It might come as a surprise, but Mr. Lynch says Barnes & Noble is, in fact, a technology company. Never mind that it has 703 bookstores and operates in all 50 states. To the delight of publishers, he has pushed hard into e-books and, with the help of the well-reviewed Nook, even grabbed a lot of market share from Amazon. But he is playing David to Mr. Bezos’s Goliath. Barnes & Noble’s stock closed on Friday at $11.95, putting the value of the company at $719 million. Amazon’s shares closed at $195.37, valuing Mr. Bezos’s company at $88 billion.
“We could sit here and bang our head against the wall and get sick about it like we do every week,” Mr. Lynch, 41, said of his company’s stock price. But he contends that pushing into e-books with the Nook is the right way, and perhaps the only way, forward.
“Had we not launched devices and spent the money we invested in the Nook, investors and analysts would have said, ‘Barnes & Noble is crazy, and they’re going to go away,’ ” Mr. Lynch said.

• _Provided material_
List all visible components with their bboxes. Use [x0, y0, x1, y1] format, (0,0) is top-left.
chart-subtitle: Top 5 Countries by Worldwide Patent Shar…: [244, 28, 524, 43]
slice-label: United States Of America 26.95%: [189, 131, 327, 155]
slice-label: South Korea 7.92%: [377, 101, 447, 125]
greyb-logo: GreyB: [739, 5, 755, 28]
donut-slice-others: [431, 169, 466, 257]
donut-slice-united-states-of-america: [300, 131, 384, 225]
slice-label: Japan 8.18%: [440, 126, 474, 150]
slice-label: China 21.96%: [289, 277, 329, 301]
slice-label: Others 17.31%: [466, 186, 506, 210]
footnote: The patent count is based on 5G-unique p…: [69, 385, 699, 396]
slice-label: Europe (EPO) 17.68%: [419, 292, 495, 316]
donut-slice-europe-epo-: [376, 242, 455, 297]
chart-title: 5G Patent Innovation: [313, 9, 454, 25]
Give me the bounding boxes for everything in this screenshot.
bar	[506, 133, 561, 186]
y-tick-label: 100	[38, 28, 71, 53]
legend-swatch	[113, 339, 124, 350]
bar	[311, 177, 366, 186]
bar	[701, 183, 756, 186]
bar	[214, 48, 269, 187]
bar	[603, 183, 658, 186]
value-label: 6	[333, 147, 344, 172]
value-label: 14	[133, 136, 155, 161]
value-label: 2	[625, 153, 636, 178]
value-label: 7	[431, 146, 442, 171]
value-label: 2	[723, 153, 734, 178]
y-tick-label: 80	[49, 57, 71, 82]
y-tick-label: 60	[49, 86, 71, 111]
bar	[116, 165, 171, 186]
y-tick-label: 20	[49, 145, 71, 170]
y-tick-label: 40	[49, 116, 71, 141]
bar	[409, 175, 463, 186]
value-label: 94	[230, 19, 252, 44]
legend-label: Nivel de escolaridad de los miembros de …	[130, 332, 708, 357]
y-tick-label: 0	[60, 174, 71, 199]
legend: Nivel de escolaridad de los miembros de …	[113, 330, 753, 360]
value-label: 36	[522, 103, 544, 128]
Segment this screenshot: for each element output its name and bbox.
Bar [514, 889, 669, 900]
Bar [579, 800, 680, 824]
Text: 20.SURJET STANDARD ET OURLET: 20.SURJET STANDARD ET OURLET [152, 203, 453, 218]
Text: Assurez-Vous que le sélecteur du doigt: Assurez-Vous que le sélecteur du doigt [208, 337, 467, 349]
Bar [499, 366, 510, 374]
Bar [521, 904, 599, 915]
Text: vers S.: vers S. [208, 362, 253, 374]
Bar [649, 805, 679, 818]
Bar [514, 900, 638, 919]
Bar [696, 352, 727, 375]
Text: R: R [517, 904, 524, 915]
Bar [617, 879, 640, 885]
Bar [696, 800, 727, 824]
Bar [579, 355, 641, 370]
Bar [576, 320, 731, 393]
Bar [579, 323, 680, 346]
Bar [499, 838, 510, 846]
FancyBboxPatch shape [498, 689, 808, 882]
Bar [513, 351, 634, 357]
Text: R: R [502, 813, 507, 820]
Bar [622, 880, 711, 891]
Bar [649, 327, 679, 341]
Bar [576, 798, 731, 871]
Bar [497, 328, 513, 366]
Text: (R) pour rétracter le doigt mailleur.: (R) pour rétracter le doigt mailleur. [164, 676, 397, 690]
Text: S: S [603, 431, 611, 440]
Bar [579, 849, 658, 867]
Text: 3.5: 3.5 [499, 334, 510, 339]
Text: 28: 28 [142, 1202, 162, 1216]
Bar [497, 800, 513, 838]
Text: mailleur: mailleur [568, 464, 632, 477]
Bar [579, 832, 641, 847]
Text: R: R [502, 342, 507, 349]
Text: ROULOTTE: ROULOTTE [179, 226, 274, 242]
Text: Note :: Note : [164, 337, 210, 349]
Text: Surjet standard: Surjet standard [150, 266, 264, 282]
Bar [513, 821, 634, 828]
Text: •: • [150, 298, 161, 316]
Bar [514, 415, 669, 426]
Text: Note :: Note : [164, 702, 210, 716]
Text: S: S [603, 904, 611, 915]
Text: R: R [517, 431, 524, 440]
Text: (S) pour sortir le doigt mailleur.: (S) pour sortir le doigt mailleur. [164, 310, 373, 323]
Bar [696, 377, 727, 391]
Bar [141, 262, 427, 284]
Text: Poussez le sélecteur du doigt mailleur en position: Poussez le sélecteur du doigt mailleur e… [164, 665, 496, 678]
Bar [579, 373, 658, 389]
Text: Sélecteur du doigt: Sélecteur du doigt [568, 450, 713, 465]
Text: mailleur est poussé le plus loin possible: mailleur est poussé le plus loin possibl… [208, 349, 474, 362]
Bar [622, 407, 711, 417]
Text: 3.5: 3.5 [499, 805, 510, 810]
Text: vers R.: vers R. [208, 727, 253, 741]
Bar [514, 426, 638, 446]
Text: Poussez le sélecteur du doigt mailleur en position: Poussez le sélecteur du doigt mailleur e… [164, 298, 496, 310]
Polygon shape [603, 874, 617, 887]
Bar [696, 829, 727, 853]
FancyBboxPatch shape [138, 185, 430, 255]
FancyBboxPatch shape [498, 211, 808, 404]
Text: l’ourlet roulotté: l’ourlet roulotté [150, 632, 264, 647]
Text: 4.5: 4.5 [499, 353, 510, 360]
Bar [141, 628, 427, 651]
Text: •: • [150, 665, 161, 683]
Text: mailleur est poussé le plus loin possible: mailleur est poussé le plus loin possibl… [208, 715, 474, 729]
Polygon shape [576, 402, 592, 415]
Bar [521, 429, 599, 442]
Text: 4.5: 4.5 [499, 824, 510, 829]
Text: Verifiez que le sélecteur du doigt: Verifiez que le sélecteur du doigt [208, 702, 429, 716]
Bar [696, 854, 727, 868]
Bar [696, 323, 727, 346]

• _What this exercise asks_
A. List every dollar amount that appears in the passage on Barnes & Noble.
B. Extend the passage on Barnes & Noble and the Nook, beginning after its final sentence.
The rows were taken from a different source than the passage on Barnes & Noble.

• _Responses to the exercise_
A.
$11.95
$719 million
$195.37
$88 billion

B.
BEFORE Mr. Lynch joined Barnes & Noble in 2009, he had never sold a book in his life. (The last book he read — on the Nook, he said last week — was “The Spy Who Came In From the Cold,” by John le Carré.) Mr. Lynch came to the job from IAC/InterActiveCorp, where he worked for HSN.com, the online outlet of the Home Shopping Network, and Gifts.com.
And yet, in three years, he has won a remarkable number of fans in the upper echelons of the book world. Most publishers in New York can’t say enough good things about him: smart, creative, tech-savvy — the list goes on. It helps that he has forged the friendliest relations between publishers and Barnes & Noble in recent memory. They are, after all, in this together.
Mr. Lynch grew up in Dallas and still speaks with a hint of Texas twang. But he has the foot-tapping intensity of a tech type running on four Mountain Dews. It seems fitting, then, that he usually works out of an office in the Chelsea neighborhood of Manhattan, where Barnes & Noble’s Web and digital operations are based, rather than at the company’s stately headquarters on Fifth Avenue, not far away. When he talks, you get the sense that he could be selling just about anything. As it happens, he is selling books.
Mr. Lynch says Barnes & Noble stores will endure. The idea that devices like the Nook, Kindle and Apple iPad will make bookstores obsolete is nonsense, he says.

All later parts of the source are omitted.